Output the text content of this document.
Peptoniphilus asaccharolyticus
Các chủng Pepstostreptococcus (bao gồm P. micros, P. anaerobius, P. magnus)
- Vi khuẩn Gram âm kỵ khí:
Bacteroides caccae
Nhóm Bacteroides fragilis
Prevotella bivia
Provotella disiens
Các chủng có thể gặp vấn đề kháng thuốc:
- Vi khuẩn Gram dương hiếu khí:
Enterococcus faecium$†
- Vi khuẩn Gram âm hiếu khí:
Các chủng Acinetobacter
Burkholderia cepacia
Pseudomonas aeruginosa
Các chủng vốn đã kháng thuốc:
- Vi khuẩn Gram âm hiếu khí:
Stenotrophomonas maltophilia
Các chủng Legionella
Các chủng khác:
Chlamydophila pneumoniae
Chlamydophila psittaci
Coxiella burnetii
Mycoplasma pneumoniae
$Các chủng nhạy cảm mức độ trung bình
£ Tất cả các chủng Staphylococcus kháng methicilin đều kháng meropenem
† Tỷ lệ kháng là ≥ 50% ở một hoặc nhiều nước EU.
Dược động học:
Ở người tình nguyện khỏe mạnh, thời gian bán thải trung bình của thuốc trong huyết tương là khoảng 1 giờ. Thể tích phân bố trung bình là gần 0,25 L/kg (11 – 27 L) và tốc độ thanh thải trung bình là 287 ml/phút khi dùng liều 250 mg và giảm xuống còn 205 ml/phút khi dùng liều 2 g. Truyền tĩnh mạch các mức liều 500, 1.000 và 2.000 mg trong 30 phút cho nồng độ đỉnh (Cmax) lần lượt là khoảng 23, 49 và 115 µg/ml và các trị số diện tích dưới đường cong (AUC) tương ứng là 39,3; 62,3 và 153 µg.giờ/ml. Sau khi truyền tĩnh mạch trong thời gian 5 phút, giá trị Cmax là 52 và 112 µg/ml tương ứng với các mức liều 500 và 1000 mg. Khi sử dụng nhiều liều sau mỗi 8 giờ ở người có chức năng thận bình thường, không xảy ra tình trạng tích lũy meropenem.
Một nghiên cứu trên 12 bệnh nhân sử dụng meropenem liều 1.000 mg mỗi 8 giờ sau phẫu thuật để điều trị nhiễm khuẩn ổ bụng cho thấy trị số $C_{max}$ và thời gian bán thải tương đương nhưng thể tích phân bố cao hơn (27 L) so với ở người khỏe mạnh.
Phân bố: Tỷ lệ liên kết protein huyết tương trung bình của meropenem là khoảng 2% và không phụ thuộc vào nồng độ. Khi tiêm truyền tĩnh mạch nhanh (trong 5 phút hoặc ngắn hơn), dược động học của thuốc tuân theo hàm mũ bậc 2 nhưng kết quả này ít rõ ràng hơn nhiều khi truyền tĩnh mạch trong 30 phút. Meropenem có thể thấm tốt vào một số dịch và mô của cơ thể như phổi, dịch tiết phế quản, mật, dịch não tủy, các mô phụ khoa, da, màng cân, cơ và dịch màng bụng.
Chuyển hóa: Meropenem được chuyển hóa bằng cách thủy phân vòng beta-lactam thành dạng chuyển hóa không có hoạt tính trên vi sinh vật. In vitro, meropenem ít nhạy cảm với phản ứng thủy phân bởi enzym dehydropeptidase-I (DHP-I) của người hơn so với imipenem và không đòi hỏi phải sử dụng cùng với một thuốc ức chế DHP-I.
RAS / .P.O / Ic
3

_ _ _ _ _

Work to complete:
Count how many lines in the data contain the word "động", giving the number without comment.

Solution for this problem:
2